## Task
Leave out every picture, then transcribe the rest of the listing exactly.

## Stored items
◇ ◇ ◇ ◇ ◇ ◇ ◇
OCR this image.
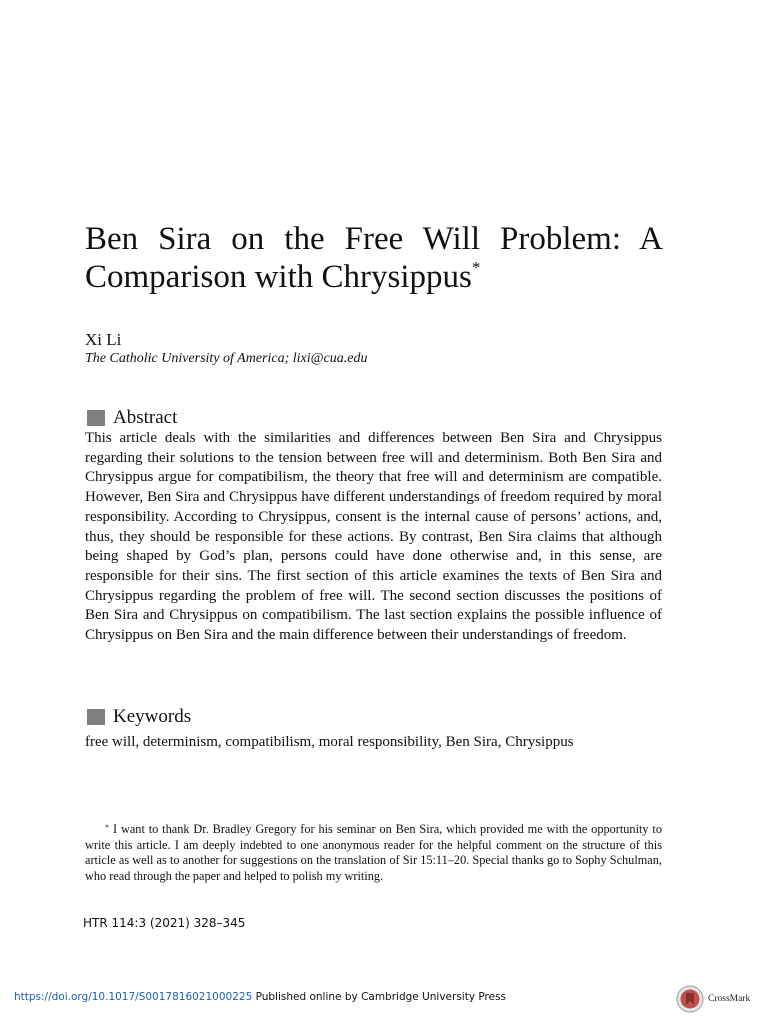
Ben Sira on the Free Will Problem: A Comparison with Chrysippus*
Xi Li
The Catholic University of America; lixi@cua.edu
Abstract

This article deals with the similarities and differences between Ben Sira and Chrysippus regarding their solutions to the tension between free will and determinism. Both Ben Sira and Chrysippus argue for compatibilism, the theory that free will and determinism are compatible. However, Ben Sira and Chrysippus have different understandings of freedom required by moral responsibility. According to Chrysippus, consent is the internal cause of persons’ actions, and, thus, they should be responsible for these actions. By contrast, Ben Sira claims that although being shaped by God’s plan, persons could have done otherwise and, in this sense, are responsible for their sins. The first section of this article examines the texts of Ben Sira and Chrysippus regarding the problem of free will. The second section discusses the positions of Ben Sira and Chrysippus on compatibilism. The last section explains the possible influence of Chrysippus on Ben Sira and the main difference between their understandings of freedom.

Keywords

free will, determinism, compatibilism, moral responsibility, Ben Sira, Chrysippus

* I want to thank Dr. Bradley Gregory for his seminar on Ben Sira, which provided me with the opportunity to write this article. I am deeply indebted to one anonymous reader for the helpful comment on the structure of this article as well as to another for suggestions on the translation of Sir 15:11–20. Special thanks go to Sophy Schulman, who read through the paper and helped to polish my writing.

HTR 114:3 (2021) 328–345
https://doi.org/10.1017/S0017816021000225 Published online by Cambridge University Press	CrossMark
◇ ◇ ◇ ◇ ◇ ◇ ◇
## Solution to the problem
OCR this image.
Ben Sira on the Free Will Problem: A Comparison with Chrysippus*
Xi Li
The Catholic University of America; lixi@cua.edu
Abstract

This article deals with the similarities and differences between Ben Sira and Chrysippus regarding their solutions to the tension between free will and determinism. Both Ben Sira and Chrysippus argue for compatibilism, the theory that free will and determinism are compatible. However, Ben Sira and Chrysippus have different understandings of freedom required by moral responsibility. According to Chrysippus, consent is the internal cause of persons’ actions, and, thus, they should be responsible for these actions. By contrast, Ben Sira claims that although being shaped by God’s plan, persons could have done otherwise and, in this sense, are responsible for their sins. The first section of this article examines the texts of Ben Sira and Chrysippus regarding the problem of free will. The second section discusses the positions of Ben Sira and Chrysippus on compatibilism. The last section explains the possible influence of Chrysippus on Ben Sira and the main difference between their understandings of freedom.

Keywords

free will, determinism, compatibilism, moral responsibility, Ben Sira, Chrysippus

* I want to thank Dr. Bradley Gregory for his seminar on Ben Sira, which provided me with the opportunity to write this article. I am deeply indebted to one anonymous reader for the helpful comment on the structure of this article as well as to another for suggestions on the translation of Sir 15:11–20. Special thanks go to Sophy Schulman, who read through the paper and helped to polish my writing.

HTR 114:3 (2021) 328–345
https://doi.org/10.1017/S0017816021000225 Published online by Cambridge University Press	CrossMark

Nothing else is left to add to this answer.